# Start of Material to process

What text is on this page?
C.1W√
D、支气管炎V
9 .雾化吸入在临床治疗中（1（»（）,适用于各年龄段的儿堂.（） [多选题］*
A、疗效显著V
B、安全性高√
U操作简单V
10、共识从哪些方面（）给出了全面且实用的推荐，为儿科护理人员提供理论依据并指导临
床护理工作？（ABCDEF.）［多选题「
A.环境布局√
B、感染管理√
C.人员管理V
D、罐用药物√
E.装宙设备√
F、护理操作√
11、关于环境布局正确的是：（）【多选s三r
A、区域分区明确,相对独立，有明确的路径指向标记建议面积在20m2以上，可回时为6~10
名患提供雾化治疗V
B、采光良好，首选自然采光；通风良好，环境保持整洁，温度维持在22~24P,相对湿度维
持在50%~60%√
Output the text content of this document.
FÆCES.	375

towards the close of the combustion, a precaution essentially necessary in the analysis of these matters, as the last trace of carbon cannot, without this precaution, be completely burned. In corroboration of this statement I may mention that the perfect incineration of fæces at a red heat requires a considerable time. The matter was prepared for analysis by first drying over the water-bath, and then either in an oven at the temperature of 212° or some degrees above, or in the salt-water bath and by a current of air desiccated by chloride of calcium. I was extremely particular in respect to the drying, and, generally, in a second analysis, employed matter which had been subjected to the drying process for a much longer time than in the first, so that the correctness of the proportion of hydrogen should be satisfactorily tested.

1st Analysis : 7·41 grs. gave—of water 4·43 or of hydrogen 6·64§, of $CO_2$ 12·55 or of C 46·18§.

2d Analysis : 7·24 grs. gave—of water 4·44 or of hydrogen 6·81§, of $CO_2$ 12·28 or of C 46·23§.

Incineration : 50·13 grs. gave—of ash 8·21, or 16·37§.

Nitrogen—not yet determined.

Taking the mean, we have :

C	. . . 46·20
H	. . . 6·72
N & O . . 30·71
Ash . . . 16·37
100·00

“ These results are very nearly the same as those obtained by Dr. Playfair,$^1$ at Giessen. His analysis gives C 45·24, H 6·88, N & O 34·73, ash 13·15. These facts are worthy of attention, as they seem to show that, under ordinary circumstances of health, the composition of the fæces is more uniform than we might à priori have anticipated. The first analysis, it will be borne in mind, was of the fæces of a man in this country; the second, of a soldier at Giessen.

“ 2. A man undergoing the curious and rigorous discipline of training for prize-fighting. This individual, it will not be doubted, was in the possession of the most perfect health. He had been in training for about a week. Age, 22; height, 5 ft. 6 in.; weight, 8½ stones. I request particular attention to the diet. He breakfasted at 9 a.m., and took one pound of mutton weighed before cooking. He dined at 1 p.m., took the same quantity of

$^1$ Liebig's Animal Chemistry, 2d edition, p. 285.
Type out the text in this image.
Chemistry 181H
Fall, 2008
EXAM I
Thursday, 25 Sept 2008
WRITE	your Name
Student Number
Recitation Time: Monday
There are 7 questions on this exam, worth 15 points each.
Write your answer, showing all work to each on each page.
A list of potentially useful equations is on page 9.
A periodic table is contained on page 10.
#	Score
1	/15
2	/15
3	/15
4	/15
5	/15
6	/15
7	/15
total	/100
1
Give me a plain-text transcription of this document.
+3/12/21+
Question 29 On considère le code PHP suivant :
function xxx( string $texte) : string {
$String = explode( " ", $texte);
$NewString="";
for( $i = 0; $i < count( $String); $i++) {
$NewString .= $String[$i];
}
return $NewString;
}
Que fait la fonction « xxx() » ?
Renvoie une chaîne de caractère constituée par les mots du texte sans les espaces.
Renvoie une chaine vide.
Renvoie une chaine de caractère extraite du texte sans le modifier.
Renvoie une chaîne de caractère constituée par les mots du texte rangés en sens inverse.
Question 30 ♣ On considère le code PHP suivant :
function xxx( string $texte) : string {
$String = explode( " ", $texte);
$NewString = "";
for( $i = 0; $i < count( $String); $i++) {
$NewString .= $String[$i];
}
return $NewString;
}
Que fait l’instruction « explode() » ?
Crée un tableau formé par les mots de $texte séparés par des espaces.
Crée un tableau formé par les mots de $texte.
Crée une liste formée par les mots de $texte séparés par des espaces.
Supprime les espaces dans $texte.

# End of Material to process

» Directions for this task
Pick each line holding the word "attention" out of the listing.

» Exercise response
“ These results are very nearly the same as those obtained by Dr. Playfair,$^1$ at Giessen. His analysis gives C 45·24, H 6·88, N & O 34·73, ash 13·15. These facts are worthy of attention, as they seem to show that, under ordinary circumstances of health, the composition of the fæces is more uniform than we might à priori have anticipated. The first analysis, it will be borne in mind, was of the fæces of a man in this country; the second, of a soldier at Giessen.
“ 2. A man undergoing the curious and rigorous discipline of training for prize-fighting. This individual, it will not be doubted, was in the possession of the most perfect health. He had been in training for about a week. Age, 22; height, 5 ft. 6 in.; weight, 8½ stones. I request particular attention to the diet. He breakfasted at 9 a.m., and took one pound of mutton weighed before cooking. He dined at 1 p.m., took the same quantity of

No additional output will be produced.